## EXTRAIT DU TEXTE
Les machines commençaient à 07h00 tous les matins et dégageaient une forte odeur de carburant les obligeant à fermer les fenêtres. Leurs balcons ont été inutilisables pendant toute la durée des travaux. L'accès au bâtiment avait été restreint et il était difficile d'y accéder avec une poussette. Les deux derniers mois, les travaux ont consisté en la pose d'arbres, de sorte que les nuisances étaient moins intenses mais toujours présentes.

m. Le 16 janvier 2019, les locataires ont écrit à la régie que lors de la signature du bail, il leur avait été dit que les travaux à l'extérieur étaient presque terminés. Or, la situation était « terrible ». Ils avaient appris que d'autres locataires avaient obtenu une réduction de loyer et ils en sollicitaient une à leur tour.

n. La régie a répondu le 24 janvier 2019 que les bailleurs n'étaient pas disposés à entrer en matière sur une éventuelle réduction de loyer, au vu de la teneur de l'article 17 du contrat et du fait que le loyer tenait compte des travaux.

o. Par pli du 12 février 2019, des résidents de l'immeuble sis plateau de Champel no. ______ se sont plaints auprès de la régie en charge de l'immeuble des nuisances liées au bruit, des émissions de carburant et de la poussière dues aux travaux exécutés en face et à côté de leur bâtiment. Depuis quatre semaines, la rue était impraticable. La plupart des résidents s'étaient consultés et une personne avait déjà reçu une réduction de loyer en raison des inconvénients. Une réduction de loyer de 30% avec effet rétroactif au 17 septembre 2018 était demandée.

p. Le 14 juin 2019, la régie a accordé une réduction de 1'000 fr. par mois du 1er juillet au 31 décembre 2019, à un couple de voisins des locataires, tout en indiquant qu'ils étaient au courant de l'existence du chantier lors de la signature du contrat.

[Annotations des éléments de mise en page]
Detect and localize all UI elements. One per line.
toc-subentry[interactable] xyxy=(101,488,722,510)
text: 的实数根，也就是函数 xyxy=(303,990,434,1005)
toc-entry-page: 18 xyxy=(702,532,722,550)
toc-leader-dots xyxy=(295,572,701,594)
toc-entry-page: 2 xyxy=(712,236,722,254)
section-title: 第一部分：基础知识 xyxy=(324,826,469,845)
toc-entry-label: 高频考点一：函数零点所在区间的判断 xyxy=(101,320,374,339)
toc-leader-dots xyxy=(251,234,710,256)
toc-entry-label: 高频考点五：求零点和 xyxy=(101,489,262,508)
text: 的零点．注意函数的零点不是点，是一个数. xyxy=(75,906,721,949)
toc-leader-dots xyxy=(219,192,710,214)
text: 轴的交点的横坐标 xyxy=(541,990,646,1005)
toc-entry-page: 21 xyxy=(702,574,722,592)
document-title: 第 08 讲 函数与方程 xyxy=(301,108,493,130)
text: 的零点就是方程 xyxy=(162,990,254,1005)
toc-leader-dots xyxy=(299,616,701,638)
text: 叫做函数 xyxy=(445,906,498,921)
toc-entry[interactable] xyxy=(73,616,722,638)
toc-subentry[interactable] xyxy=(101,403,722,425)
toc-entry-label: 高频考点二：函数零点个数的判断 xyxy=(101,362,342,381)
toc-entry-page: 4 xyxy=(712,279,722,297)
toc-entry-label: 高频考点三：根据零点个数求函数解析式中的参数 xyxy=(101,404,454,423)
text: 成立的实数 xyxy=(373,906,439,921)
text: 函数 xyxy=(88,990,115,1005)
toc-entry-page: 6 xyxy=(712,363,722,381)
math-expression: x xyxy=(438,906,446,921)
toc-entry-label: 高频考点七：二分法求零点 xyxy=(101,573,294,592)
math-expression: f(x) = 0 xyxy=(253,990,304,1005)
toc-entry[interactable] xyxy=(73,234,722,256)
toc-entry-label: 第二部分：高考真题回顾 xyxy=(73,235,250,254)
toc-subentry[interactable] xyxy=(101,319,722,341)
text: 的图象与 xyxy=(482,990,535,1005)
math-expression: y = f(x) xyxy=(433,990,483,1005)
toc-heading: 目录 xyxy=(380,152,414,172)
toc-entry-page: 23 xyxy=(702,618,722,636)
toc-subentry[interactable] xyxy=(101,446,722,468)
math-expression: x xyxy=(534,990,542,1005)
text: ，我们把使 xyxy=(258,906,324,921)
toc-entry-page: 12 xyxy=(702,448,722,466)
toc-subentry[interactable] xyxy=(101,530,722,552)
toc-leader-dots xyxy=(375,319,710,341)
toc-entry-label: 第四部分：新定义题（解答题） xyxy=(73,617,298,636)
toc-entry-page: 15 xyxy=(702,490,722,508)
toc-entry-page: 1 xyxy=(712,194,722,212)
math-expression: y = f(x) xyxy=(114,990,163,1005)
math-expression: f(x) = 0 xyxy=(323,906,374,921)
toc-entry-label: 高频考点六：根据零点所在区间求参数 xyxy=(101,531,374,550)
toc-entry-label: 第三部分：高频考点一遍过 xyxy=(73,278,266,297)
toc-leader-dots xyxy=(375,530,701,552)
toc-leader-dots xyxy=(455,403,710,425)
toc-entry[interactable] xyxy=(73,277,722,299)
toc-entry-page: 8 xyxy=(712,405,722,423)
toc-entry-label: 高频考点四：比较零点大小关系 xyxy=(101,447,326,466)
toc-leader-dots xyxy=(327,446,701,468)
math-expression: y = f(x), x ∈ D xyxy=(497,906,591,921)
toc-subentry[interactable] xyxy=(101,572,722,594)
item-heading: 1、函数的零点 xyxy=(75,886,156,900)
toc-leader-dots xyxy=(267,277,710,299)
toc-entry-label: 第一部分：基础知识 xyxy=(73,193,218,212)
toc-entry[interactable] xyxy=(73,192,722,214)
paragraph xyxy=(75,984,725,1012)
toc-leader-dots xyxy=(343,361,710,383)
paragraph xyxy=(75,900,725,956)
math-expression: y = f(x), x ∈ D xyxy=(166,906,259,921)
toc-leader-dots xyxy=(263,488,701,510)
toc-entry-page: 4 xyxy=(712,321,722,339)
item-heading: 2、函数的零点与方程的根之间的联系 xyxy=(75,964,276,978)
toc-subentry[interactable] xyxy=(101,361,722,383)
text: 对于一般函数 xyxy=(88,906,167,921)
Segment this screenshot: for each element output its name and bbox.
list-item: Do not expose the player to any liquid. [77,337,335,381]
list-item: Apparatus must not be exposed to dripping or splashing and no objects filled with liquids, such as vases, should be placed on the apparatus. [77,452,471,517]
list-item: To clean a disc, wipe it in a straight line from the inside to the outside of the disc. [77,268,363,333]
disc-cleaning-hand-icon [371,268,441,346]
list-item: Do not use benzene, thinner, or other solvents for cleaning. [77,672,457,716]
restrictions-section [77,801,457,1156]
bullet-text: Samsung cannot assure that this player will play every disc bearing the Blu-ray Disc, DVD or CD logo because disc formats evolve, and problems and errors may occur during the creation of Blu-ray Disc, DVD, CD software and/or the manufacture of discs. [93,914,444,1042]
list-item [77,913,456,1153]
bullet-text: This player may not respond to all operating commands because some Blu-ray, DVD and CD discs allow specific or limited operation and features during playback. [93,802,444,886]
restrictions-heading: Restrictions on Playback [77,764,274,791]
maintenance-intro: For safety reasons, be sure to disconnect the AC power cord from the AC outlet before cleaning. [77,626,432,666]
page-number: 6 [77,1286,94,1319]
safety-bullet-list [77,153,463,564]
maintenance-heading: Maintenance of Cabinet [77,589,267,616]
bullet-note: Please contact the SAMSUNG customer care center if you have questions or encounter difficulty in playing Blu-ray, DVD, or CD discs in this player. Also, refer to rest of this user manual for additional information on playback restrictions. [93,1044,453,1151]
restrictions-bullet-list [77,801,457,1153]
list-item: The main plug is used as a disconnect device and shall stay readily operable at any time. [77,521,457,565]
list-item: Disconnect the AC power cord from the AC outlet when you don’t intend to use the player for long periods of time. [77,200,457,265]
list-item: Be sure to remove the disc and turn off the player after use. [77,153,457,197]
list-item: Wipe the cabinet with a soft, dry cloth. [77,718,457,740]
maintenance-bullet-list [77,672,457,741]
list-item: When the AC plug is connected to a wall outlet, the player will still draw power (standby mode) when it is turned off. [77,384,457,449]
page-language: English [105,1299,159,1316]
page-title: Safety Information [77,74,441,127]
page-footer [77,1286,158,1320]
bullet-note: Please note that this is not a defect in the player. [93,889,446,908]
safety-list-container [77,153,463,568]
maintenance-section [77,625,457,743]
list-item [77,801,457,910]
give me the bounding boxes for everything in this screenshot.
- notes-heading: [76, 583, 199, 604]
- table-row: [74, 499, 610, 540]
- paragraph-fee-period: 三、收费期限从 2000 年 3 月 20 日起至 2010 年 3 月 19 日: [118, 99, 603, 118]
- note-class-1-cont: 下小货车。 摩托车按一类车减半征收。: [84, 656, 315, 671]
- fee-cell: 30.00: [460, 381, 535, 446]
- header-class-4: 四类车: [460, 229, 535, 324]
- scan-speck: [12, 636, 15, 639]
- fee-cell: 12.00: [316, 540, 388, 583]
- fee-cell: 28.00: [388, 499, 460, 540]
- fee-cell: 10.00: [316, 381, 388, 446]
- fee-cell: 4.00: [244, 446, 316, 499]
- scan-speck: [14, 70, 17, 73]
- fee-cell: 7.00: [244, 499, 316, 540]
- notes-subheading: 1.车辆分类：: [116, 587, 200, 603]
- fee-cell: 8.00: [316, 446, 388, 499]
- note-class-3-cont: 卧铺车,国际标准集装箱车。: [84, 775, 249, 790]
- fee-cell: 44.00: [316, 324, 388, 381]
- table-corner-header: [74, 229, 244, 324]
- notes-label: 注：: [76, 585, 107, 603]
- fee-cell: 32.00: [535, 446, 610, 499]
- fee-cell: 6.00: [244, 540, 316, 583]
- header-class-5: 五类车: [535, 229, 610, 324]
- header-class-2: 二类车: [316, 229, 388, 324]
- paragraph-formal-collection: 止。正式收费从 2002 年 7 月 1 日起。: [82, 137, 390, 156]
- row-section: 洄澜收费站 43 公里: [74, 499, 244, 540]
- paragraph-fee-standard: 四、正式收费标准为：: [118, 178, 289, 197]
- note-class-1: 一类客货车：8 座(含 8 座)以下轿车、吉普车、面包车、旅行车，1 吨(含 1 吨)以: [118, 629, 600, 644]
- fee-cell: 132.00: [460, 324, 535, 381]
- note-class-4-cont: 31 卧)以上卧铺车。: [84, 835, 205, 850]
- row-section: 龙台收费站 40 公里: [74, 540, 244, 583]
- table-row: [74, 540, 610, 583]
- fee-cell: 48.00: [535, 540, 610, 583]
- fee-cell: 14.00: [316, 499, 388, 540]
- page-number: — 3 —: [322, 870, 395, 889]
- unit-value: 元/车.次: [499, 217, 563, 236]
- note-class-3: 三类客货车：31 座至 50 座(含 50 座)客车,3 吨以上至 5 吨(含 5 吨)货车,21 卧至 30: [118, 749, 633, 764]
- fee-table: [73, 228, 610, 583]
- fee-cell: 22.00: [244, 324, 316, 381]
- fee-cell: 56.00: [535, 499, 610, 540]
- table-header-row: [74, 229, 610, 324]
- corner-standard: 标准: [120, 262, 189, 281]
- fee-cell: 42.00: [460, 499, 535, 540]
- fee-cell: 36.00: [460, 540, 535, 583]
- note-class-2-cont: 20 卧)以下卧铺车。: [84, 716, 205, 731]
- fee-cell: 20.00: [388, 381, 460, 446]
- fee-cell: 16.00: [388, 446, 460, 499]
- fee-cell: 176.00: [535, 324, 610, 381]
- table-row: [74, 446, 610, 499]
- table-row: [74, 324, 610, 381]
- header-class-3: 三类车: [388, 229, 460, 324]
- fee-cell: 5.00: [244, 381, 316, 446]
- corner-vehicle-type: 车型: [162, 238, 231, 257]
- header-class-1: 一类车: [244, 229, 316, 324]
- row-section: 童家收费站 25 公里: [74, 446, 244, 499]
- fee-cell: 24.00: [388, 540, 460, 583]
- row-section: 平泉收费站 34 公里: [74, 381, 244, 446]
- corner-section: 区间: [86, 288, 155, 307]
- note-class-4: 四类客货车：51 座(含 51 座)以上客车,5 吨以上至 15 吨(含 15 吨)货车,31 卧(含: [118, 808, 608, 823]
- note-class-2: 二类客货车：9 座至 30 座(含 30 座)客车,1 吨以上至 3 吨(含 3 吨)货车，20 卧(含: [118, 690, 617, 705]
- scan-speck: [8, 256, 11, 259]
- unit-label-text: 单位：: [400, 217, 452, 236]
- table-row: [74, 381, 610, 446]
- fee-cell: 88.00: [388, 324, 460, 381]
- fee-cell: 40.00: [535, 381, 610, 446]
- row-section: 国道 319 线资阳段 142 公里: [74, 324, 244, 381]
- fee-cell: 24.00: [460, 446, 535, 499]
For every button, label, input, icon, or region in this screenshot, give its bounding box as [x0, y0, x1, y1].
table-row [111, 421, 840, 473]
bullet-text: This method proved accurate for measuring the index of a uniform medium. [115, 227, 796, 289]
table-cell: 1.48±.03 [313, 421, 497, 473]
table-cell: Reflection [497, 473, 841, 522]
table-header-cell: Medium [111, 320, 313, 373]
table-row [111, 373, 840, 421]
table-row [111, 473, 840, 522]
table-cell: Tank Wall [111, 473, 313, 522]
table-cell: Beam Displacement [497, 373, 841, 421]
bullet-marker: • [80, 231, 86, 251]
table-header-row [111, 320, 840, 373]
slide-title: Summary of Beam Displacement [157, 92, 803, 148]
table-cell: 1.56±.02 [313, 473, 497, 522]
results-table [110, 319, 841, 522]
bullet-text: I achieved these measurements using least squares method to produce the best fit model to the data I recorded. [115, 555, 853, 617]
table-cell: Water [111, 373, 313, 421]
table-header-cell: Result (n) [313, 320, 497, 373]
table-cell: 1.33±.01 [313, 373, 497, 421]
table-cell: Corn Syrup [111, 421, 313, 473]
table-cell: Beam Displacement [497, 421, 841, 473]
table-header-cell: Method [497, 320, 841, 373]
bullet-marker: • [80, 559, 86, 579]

## CONSIGNE A
Comment traduire en anglais la phrase « Leurs balcons ont été inutilisables pendant toute la durée des travaux. », tirée de l'extrait sur les nuisances du chantier ?
## CONSIGNE B
Pouvez-vous mettre à jour le passage des enregistrements allant de leur début jusqu'à la ligne qui contient « text: 叫做函数 xyxy=(445,906,498,921) », celle-ci incluse, en remplaçant « toc-leader-dots » par « toc-dot-leaders » sans rien changer d'autre, puis redonner uniquement ce passage ?
Le texte et les enregistrements n'ont aucun lien entre eux.

## RÉPONSE RÉDIGÉE A
Their balconies were unusable for the entire duration of the works.

## RÉPONSE RÉDIGÉE B
Detect and localize all UI elements. One per line.
toc-subentry[interactable] xyxy=(101,488,722,510)
text: 的实数根，也就是函数 xyxy=(303,990,434,1005)
toc-entry-page: 18 xyxy=(702,532,722,550)
toc-dot-leaders xyxy=(295,572,701,594)
toc-entry-page: 2 xyxy=(712,236,722,254)
section-title: 第一部分：基础知识 xyxy=(324,826,469,845)
toc-entry-label: 高频考点一：函数零点所在区间的判断 xyxy=(101,320,374,339)
toc-dot-leaders xyxy=(251,234,710,256)
toc-entry-label: 高频考点五：求零点和 xyxy=(101,489,262,508)
text: 的零点．注意函数的零点不是点，是一个数. xyxy=(75,906,721,949)
toc-dot-leaders xyxy=(219,192,710,214)
text: 轴的交点的横坐标 xyxy=(541,990,646,1005)
toc-entry-page: 21 xyxy=(702,574,722,592)
document-title: 第 08 讲 函数与方程 xyxy=(301,108,493,130)
text: 的零点就是方程 xyxy=(162,990,254,1005)
toc-dot-leaders xyxy=(299,616,701,638)
text: 叫做函数 xyxy=(445,906,498,921)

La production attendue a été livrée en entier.